─── Given information ───
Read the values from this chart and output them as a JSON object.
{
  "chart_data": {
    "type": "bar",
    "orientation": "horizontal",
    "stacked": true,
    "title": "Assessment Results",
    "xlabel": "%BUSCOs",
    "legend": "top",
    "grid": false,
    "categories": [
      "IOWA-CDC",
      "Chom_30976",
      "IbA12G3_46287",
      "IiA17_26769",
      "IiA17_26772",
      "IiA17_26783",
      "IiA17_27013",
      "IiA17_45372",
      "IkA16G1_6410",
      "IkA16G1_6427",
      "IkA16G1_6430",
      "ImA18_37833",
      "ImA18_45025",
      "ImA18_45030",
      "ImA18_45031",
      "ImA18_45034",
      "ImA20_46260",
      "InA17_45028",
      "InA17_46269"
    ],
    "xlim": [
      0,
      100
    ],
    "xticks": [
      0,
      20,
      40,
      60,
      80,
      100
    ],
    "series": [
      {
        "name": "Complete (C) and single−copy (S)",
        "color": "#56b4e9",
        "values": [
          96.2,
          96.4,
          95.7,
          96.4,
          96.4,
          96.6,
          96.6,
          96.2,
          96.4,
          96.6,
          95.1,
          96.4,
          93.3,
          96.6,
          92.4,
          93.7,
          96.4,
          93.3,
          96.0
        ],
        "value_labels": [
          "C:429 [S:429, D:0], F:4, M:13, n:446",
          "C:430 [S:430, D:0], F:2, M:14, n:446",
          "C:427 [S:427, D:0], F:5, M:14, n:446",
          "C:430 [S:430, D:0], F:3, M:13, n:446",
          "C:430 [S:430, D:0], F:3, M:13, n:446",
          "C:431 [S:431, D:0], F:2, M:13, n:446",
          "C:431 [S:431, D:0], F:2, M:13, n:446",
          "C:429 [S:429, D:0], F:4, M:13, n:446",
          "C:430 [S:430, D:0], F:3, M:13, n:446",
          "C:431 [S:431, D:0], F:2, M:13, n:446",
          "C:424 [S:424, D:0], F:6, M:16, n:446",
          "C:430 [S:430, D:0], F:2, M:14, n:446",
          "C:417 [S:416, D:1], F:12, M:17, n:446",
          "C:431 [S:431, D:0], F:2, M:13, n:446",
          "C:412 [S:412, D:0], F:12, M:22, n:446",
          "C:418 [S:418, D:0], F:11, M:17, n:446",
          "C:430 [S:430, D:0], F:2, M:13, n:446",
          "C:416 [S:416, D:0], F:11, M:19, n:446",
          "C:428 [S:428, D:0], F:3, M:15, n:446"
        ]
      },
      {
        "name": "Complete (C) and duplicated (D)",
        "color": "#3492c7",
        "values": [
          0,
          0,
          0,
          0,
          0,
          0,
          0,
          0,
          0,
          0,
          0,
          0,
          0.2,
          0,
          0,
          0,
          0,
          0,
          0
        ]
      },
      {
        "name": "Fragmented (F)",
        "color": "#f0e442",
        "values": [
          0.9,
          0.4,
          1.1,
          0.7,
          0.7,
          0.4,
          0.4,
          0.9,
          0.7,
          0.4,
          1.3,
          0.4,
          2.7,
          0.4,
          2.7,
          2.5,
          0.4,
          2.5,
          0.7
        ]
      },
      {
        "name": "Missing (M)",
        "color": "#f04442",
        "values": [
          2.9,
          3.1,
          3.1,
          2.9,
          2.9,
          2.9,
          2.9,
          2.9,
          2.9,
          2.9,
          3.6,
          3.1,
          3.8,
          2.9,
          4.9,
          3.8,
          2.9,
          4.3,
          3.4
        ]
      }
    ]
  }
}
───
Which lines hold the string "Complete"? Copy all of them from the data above.

Reply to the task:
        "name": "Complete (C) and single−copy (S)",
        "name": "Complete (C) and duplicated (D)",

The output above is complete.